### Objective 1
Who are the people who write messages in the RDKit tautomer thread?
### Objective 2
Can you carry the RDKit tautomer thread on from its last sentence?

### Extract to read
+---+
Re: [Rdkit-discuss] One tautomer not included in list of enumerated tautomers

2024-02-05 Thread Lewis Martin
Good catch, thank you Diogo!

Recognising the difficulties of tautomer enumeration: For my own purposes,
the ideal behaviour would be to get the set of all three plausible
tautomers of 'mol1' no matter what the input SMILES. Looks like there's
already a Github Issue up (https://github.com/rdkit/rdkit/issues/5937) but
I can add this if it has a different cause.

thanks all
Lewis



On Tue, Feb 6, 2024 at 7:23 AM Diogo Martins  wrote:

> Hello,
>
> I think it's a bug because the tautomers depend on how the input SMILES is
> written. Both represent mol1:
>
> Sc1ncc2c(c1)2
> Sc1cc2c2cn1
>
> However the resulting tautomers differ depending on which is used as input.
>
> Best regards,
> Diogo
>
> On Mon, 5 Feb 2024 at 11:38, Lewis Martin 
> wrote:
>
>> Thank you very much for the detective work, Wim! This is helpful.
>>
>> It looks like the _reverse_ transition is possible, though. If I start by
>> generating tautomers of "mol2", then "mol1" is recovered, which indicates
>> this is an allowed transform. Is it possible that one direction is allowed
>> but not the reverse?
>>
>> Failing a solution there, does anyone know if it is possible to add
>> SMIRKS to the allowed tautomers through the python interface?
>> Thanks,
>> Lewis
>>
>> On Mon, Feb 5, 2024 at 9:52 PM Wim Dehaen  wrote:
>>
>>> hi lewis,
>>> if i am not mistaken this is because the tautomer transfor "1,3 aromatic
>>> heteroatom H shift" does not account for other chalcogens than oxygen, so
>>> no selenium, tellurium or sulfur.
>>> you can find the list of transforms here:
>>> https://github.com/rdkit/rdkit/blob/8dae48b7a17fd984c69d04549e6d9b53690f5c52/Code/GraphMol/MolStandardize/TautomerCatalog/tautomerTransforms.in#L46
>>> (poiting to the line with the relevant transform).
>>> best wishes
>>> wim
>>>
>>> On Mon, Feb 5, 2024 at 3:26 AM Lewis Martin 
>>> wrote:
>>>
 Hi all,
 I'm looking at scoring tautomers, and using the 'tautobase' dataset
 used by Weider et al* at:

 https://github.com/choderalab/neutromeratio/blob/master/data/b3lyp_tautobase_subset.txt

 This dataset has pairs of tautomers with experimental logK values to
 determine the preferred tautomer.
+---+
### Data
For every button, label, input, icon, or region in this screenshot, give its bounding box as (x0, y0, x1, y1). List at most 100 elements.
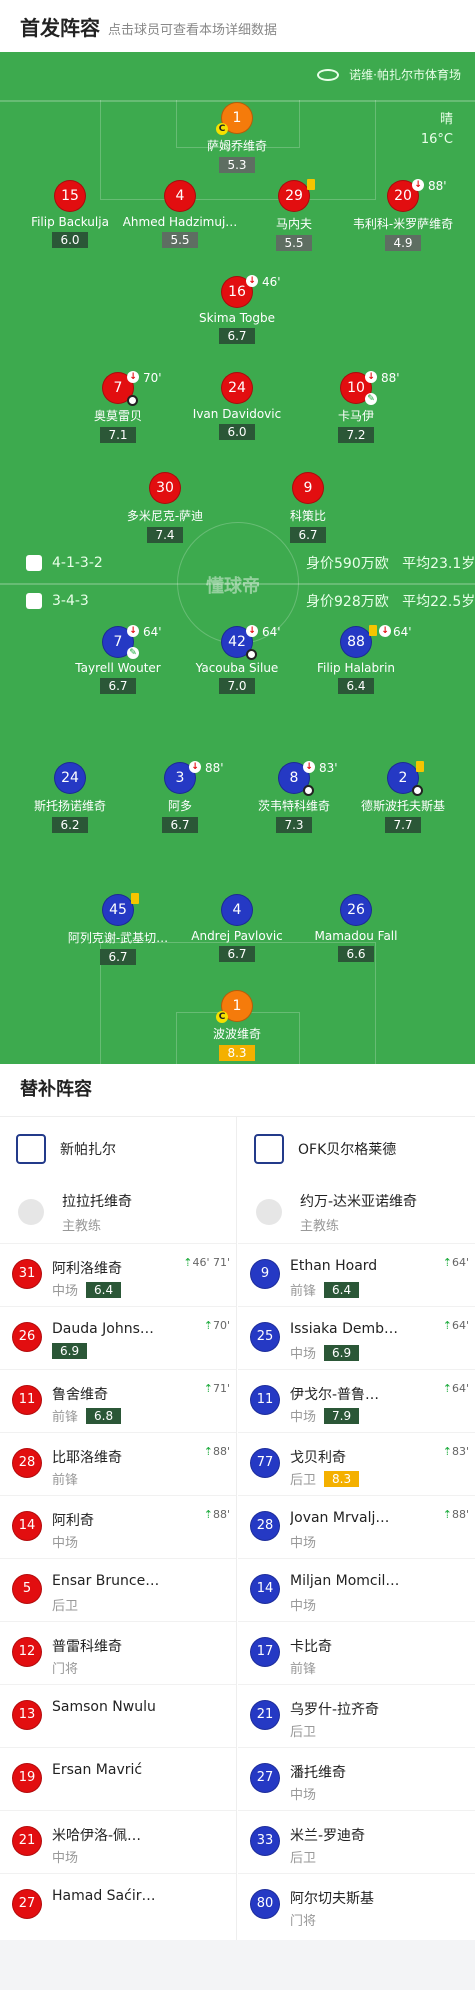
+---+
### Exercise output 1
Lewis Martin, Diogo Martins, Wim Dehaen

### Exercise output 2
 In at least one case, depending on which tautomer you use as the
 'entry' point, the enumerated tautomers by RDKit either do or don't include
 both of the pair of input molecules. *I'm hoping there's a way to
 uniquely recover the full set of possible tautomers from using any input
 tautomer. *

 Here's a code example:

 from rdkit import Chem
>
 from rdkit.Chem import Draw

 from rdkit.Chem.Draw import IPythonConsole
> IPythonConsole.drawOptions.addStereoAnnotation = True
> from rdkit.Chem.MolStandardize import rdMolStandardize
>
> #same result if you don't do any of these params.

 tautomer_params =
> Chem.MolStandardize.rdMolStandardize.CleanupParameters()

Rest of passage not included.